Set problem - State whether each statement agrees with the Aussie Open 2005 text, answering yes or no and quoting the deciding words of that text. 1. Federer broke Suzuki's serve in the eighth game of the first set. 2. Tim Henman held the upper hand over Federer last year. 3. Brad Gilbert believes Federer is the only man who can win the title.

Text section -
━━━
Author Archives: pat davis

entertainment and role reversal: Aussie Open 2005

Most Entertaining Match So Far

had to be Federer’s match with Suzuki, and although the Japanese player is only 5’8″, he put on display a game style other players should think about adopting if they want to make inroads on Roger’s winning ways. He came out serving very aggressively and effectively, rushing the net repeatedly. I think Roger was a bit taken aback…at least until the magical game eight, when he shifted into the high gear, got the break and served out the first set.

The style that can beat Roger, in other words, is basic old serve and volley. Too bad hardly anyone is playing it today, and the most likely candidate – Tim Henman – has had good success against Federer, at least up until last year, when Roger gained the upper hand.

The rest of the match was an amazing display of Roger, Roger, more Roger. Yes, I suppose there’s really nothing more to do…other than walk off the court when the guy hits the around the post shot barely six inches off the ground!

Still, the crowd loved and really appreciated Suzuki’s effort and gung-ho style of play, and I just want to know how a guy can be ranked in the 300 range on the tour and play as well as he did…for at least a good portion of the first set, against the world’s best player.

Role Reversal

Used to be the men’s game was the thrilling game, a number of guys could beat each other on any given day to take a title. Then a guy named Roger Federer came along, and even though Brad Gilbert thinks the four top guys can win it (Federer, Roddick, Hewitt, Safin) along with Andre (#8), it seems Roger is the one who will most inevitably rise to the surface at the end of the day.

Not so the women, although it seems only a brief while ago when Serena and Venus were exchanging titles amongst themselves. Now there are a handful of Russians, along with a rejuvenated Lindsay Davenport, and the always powerful Amelie Mauresmo, who can keep Serena and Venus company.

If last year’s slam record for the women is any indication, the trophy wealth will be spread around, with a different woman winning each slam. A great deal for the women’s game!
Although Mary Carillo made the interesting comment that the Williams sisters would dominate again, if they can get their serves back to where they once were.

Hopefully the men can get it going too. Much as I love to watch Roger Federer play and win matches, tennis will be better served if he has a pack of howling guys nipping at his heels.

notes from down under: Aussie Open 2005

Starting this week, writer Pat Davis is joining Tennis Diary to cover the grand slams and weigh in as only she can on everything from technique to high style in the tennis world:

I was going to write about the oddity of both #1 and #2 male players being without coaches, when lo and behold, Roger and Andy both went out and got hitched, so to speak.
━━━
Data block -
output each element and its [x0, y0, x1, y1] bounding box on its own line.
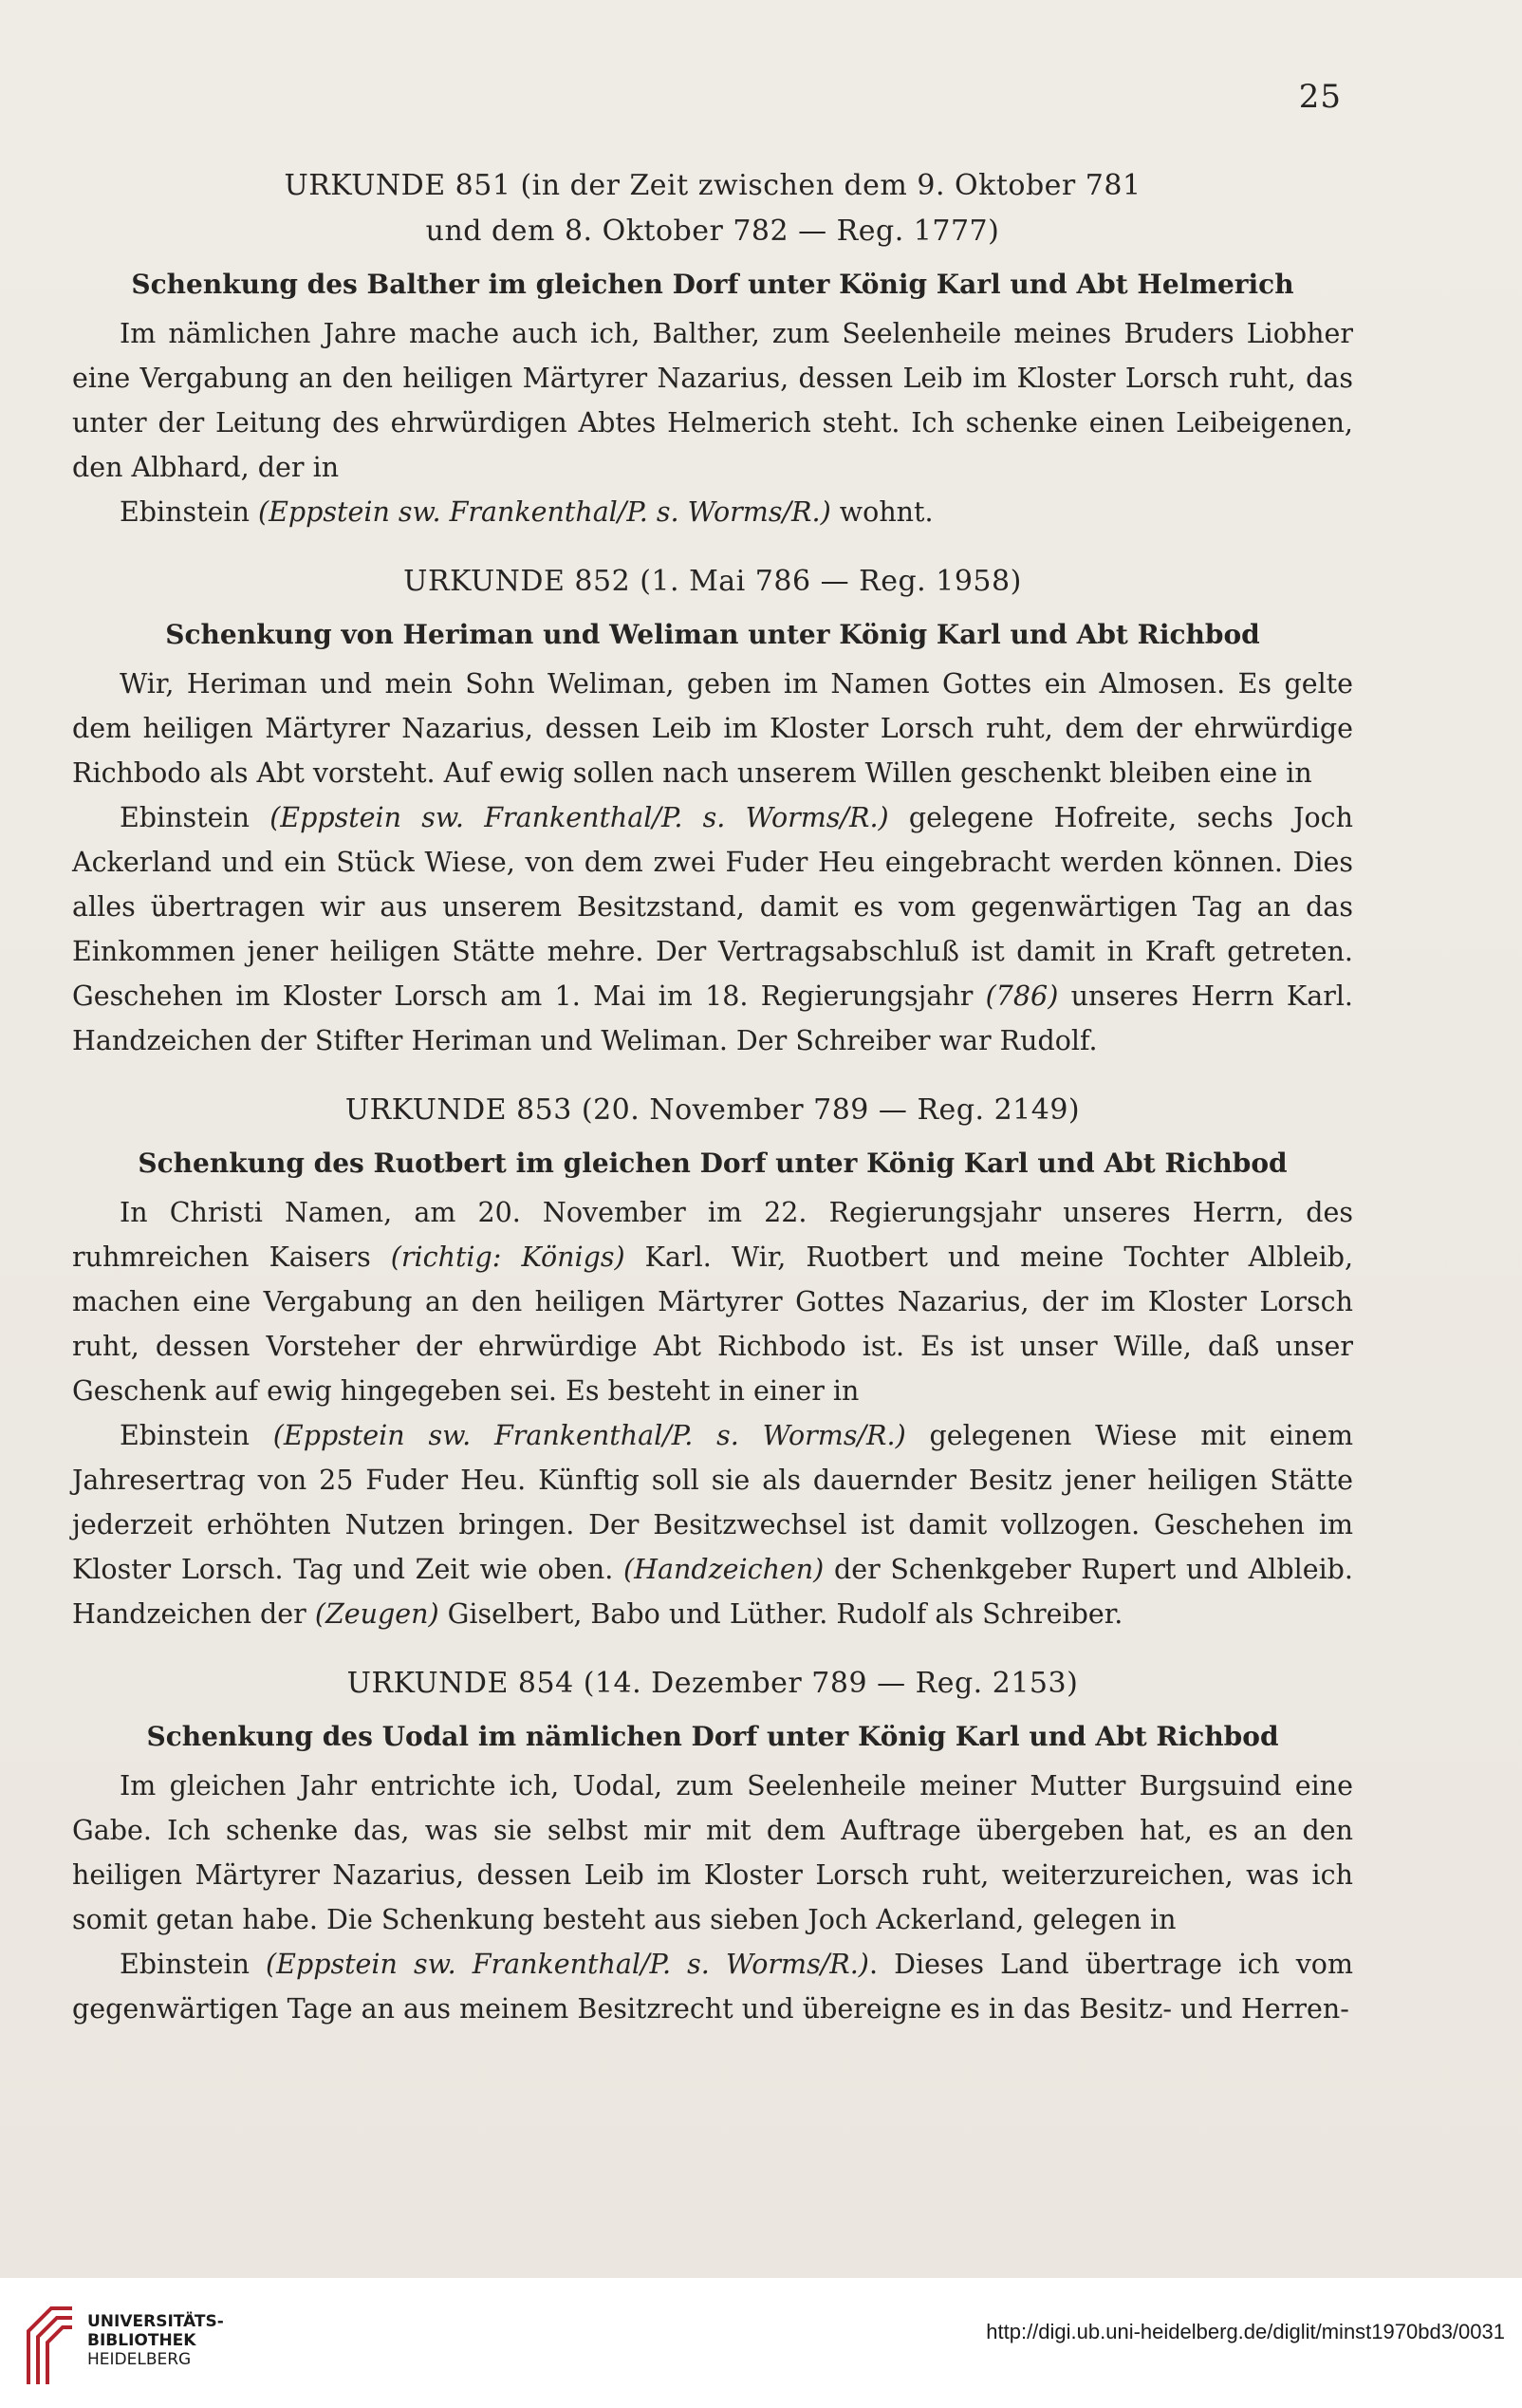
━━━
Response for this exercise -
1. Yes: "until the magical game eight, when he shifted into the high gear, got the break and served out the first set."
2. No: "has had good success against Federer, at least up until last year, when Roger gained the upper hand."
3. No: "Brad Gilbert thinks the four top guys can win it (Federer, Roddick, Hewitt, Safin) along with Andre (#8)."